Try it: Look through the entries and count each line that includes the string "Abejo". Reply with the number alone.

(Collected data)
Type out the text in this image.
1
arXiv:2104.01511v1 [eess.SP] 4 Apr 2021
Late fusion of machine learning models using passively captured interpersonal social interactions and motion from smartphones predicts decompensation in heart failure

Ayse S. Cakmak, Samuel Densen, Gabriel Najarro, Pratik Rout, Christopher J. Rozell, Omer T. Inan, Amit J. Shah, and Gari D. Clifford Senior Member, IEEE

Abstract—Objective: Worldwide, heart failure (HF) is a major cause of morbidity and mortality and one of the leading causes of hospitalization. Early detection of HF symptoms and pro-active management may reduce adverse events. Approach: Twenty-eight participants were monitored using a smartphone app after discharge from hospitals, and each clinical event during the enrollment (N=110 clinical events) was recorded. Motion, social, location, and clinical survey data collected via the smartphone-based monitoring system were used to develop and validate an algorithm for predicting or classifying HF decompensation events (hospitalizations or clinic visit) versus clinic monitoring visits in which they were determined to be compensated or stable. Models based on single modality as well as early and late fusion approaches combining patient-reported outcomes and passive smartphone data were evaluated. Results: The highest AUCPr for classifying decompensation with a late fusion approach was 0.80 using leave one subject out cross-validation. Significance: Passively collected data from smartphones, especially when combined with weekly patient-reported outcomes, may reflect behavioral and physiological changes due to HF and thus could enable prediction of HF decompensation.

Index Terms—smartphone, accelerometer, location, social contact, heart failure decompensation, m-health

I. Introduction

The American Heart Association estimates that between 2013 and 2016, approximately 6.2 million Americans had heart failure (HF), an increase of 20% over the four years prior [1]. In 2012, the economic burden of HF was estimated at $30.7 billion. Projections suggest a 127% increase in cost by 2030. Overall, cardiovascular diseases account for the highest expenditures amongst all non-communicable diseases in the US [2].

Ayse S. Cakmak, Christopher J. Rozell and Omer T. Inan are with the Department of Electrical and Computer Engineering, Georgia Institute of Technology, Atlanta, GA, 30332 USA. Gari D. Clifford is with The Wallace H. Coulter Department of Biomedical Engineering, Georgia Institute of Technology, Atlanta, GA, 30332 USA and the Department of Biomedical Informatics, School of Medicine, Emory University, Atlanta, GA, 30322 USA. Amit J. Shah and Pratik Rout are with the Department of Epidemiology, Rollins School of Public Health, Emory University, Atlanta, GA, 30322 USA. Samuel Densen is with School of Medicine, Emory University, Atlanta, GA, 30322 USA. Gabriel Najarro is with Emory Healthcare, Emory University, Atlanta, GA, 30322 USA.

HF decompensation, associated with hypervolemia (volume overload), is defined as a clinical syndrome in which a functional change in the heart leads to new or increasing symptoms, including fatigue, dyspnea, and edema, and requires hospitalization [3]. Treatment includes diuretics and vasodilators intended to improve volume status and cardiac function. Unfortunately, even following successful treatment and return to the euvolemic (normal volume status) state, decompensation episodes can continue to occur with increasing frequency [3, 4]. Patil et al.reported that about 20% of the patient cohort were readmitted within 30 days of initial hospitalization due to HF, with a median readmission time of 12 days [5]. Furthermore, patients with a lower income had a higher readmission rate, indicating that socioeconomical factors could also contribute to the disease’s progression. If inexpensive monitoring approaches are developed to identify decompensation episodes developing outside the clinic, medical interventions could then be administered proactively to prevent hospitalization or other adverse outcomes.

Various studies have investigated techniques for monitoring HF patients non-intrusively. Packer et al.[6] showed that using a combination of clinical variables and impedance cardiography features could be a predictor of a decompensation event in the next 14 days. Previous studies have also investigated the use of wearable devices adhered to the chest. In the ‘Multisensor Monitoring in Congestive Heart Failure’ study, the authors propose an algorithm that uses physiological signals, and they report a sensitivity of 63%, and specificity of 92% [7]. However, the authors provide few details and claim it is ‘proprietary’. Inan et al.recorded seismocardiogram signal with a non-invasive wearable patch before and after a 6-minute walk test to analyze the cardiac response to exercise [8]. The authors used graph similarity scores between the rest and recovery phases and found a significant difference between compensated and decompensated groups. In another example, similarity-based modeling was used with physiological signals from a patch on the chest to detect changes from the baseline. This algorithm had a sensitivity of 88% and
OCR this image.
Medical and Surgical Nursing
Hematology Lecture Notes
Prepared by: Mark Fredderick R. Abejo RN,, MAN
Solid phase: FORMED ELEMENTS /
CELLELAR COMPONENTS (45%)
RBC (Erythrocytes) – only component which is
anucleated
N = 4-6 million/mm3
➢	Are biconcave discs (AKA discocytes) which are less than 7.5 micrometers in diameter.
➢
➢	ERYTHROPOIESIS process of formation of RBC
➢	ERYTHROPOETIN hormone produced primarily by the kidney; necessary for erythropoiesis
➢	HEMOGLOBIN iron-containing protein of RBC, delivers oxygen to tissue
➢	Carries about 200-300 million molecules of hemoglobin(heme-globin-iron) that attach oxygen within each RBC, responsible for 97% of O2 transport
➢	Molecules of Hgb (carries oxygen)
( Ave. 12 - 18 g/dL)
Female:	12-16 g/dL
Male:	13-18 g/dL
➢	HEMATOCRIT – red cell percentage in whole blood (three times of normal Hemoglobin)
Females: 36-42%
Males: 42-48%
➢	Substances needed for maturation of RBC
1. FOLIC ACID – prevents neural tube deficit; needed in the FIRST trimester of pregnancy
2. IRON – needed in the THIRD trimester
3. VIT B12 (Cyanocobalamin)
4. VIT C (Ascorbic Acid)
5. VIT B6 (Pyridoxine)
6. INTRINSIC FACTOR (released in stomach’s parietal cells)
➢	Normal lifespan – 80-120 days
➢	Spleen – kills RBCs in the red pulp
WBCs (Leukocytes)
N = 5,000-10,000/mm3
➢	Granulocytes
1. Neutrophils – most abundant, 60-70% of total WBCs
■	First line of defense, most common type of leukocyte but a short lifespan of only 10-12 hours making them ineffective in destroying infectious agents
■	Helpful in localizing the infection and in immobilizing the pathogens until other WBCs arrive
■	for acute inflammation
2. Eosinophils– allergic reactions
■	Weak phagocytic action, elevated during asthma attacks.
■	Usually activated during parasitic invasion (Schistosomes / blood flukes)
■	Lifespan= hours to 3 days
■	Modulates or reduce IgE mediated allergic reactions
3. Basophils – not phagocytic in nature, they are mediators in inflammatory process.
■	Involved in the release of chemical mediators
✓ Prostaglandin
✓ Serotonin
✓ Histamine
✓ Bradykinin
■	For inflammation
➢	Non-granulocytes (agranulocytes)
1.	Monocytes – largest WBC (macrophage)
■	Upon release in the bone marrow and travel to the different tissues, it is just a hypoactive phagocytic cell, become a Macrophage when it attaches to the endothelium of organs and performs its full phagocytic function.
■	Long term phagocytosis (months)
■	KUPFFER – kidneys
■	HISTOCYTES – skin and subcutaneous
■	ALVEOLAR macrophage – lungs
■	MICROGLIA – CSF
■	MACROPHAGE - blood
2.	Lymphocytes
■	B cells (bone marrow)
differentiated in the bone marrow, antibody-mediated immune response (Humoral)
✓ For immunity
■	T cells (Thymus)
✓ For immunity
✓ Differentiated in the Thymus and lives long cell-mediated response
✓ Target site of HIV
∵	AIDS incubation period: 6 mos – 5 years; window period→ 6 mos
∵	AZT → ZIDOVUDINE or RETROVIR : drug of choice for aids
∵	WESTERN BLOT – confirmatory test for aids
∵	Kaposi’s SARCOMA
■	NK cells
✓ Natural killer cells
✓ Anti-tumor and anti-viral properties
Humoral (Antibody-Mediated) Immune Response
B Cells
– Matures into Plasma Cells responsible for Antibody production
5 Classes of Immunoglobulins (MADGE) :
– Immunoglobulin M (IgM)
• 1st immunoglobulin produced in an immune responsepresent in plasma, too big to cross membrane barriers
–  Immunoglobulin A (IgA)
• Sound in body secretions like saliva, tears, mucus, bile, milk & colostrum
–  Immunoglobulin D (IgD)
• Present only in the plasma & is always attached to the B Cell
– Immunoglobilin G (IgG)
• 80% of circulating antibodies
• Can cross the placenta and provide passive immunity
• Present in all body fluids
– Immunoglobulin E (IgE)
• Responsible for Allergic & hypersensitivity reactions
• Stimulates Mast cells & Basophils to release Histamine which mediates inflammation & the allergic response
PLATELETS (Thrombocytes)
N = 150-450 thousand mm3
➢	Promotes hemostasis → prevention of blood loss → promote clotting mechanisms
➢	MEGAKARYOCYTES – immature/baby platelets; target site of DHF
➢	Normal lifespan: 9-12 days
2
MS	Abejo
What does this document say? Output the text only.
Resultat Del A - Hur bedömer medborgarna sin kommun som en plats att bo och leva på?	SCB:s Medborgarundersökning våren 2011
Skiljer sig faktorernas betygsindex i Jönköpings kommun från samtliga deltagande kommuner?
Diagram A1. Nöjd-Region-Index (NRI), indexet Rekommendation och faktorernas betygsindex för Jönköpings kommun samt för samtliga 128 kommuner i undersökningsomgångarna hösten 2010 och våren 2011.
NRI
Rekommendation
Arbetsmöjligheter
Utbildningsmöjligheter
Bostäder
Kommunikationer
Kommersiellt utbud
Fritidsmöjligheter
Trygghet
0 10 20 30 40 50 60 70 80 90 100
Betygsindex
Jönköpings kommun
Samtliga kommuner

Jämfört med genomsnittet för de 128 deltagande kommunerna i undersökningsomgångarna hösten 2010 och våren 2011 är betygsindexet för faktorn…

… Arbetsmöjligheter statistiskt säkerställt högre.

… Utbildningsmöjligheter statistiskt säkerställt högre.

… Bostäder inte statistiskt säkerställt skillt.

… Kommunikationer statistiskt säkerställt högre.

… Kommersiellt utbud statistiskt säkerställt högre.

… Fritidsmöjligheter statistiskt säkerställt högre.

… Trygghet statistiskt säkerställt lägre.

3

Task output: 2